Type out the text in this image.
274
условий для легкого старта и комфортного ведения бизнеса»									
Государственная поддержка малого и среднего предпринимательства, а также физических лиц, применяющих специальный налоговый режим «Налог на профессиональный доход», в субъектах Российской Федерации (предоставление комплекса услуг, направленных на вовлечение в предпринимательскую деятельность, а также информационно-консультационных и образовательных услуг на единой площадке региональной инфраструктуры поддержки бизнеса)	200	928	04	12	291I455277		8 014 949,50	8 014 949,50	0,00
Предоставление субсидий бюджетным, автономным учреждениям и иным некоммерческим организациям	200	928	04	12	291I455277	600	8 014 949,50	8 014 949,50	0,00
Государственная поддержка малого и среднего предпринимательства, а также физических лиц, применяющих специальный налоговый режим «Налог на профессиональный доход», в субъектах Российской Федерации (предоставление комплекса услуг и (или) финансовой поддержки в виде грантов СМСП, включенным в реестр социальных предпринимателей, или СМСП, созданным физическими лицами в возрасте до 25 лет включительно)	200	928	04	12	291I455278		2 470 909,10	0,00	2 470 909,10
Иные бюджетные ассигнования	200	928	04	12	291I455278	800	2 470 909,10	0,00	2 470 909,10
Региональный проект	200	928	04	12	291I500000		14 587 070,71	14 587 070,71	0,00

□ □ □ □ □ □ □

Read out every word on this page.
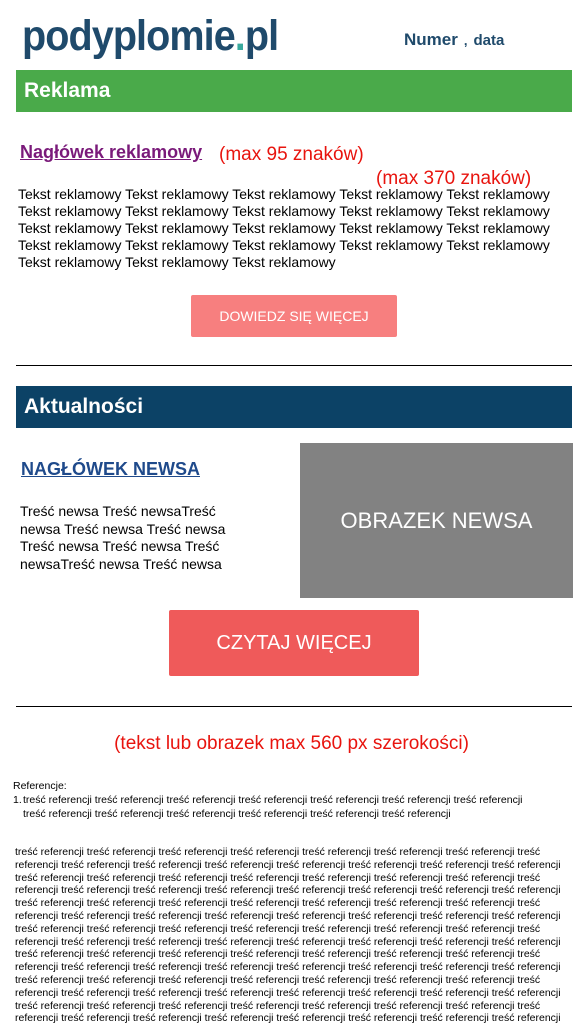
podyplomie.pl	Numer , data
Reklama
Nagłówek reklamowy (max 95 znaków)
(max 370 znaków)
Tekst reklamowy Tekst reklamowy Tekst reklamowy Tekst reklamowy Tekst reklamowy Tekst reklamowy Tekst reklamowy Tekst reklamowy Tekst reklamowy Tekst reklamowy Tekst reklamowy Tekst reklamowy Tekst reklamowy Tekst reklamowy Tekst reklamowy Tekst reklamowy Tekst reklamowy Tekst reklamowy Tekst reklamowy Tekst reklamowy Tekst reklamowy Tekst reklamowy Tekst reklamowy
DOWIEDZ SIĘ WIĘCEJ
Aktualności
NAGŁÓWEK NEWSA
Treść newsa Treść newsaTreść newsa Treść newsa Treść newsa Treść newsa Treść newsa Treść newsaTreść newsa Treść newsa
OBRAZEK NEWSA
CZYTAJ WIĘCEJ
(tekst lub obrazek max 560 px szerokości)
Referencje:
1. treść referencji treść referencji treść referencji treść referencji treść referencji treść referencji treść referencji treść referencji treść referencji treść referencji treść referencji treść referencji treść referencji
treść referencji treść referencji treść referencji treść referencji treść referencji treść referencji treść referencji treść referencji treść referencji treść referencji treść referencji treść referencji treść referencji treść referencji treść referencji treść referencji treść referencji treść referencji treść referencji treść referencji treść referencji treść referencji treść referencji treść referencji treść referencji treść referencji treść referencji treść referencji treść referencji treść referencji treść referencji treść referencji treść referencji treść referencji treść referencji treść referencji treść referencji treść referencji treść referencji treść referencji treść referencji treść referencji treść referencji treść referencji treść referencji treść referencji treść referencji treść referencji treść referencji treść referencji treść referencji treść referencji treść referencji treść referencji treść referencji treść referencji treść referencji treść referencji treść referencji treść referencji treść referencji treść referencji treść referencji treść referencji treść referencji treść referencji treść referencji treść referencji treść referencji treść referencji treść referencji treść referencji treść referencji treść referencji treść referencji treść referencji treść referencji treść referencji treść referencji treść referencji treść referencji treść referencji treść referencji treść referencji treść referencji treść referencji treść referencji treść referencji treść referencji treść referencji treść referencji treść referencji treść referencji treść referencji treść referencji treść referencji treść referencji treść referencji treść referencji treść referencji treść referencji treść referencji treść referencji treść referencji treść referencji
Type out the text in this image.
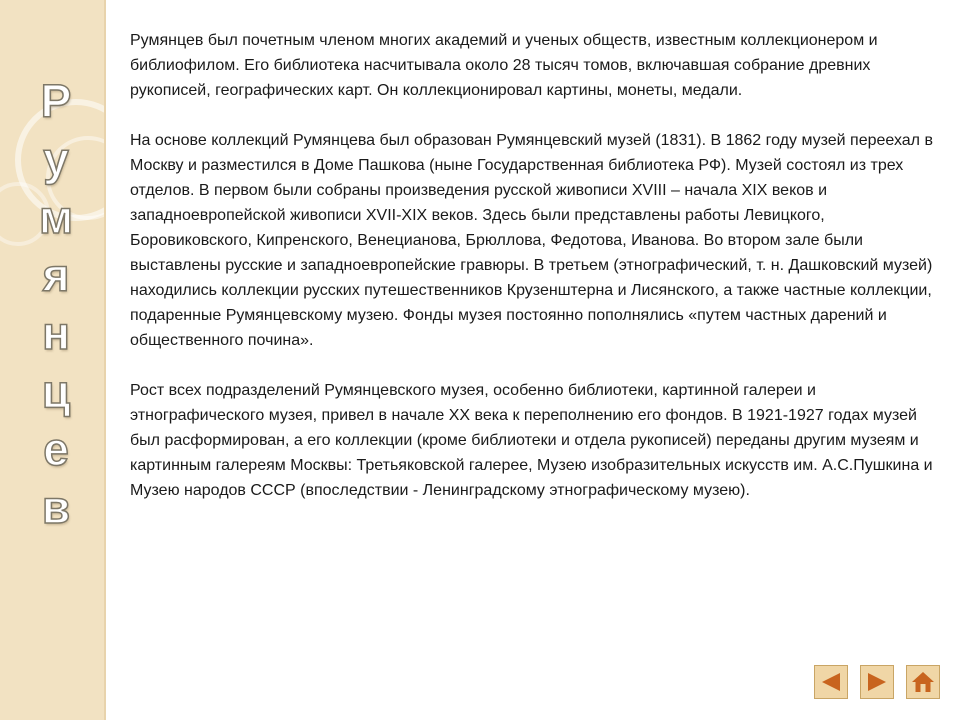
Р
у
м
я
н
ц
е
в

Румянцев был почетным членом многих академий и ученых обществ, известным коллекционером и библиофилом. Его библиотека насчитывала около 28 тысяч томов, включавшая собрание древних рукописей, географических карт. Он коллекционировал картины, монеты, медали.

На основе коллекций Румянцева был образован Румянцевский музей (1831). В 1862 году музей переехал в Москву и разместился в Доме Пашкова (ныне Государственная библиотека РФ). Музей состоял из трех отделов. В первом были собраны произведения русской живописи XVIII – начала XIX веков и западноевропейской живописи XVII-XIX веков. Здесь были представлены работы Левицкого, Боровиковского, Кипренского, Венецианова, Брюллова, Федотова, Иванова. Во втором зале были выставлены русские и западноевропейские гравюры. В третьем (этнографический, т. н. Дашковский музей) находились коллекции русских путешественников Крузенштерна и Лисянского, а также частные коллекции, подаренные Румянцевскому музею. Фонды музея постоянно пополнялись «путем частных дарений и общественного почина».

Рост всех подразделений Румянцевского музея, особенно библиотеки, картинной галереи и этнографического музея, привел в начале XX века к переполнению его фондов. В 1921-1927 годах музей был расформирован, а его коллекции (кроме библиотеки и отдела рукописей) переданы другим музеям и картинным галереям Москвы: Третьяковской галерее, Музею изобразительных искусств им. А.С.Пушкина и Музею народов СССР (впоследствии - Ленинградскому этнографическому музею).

□ □ □ □ □ □ □

[GOAL] In the listing, find every line containing the word "доход" and list it.

[TASK ANSWER]
Государственная поддержка малого и среднего предпринимательства, а также физических лиц, применяющих специальный налоговый режим «Налог на профессиональный доход», в субъектах Российской Федерации (предоставление комплекса услуг, направленных на вовлечение в предпринимательскую деятельность, а также информационно-консультационных и образовательных услуг на единой площадке региональной инфраструктуры поддержки бизнеса)	200	928	04	12	291I455277		8 014 949,50	8 014 949,50	0,00
Государственная поддержка малого и среднего предпринимательства, а также физических лиц, применяющих специальный налоговый режим «Налог на профессиональный доход», в субъектах Российской Федерации (предоставление комплекса услуг и (или) финансовой поддержки в виде грантов СМСП, включенным в реестр социальных предпринимателей, или СМСП, созданным физическими лицами в возрасте до 25 лет включительно)	200	928	04	12	291I455278		2 470 909,10	0,00	2 470 909,10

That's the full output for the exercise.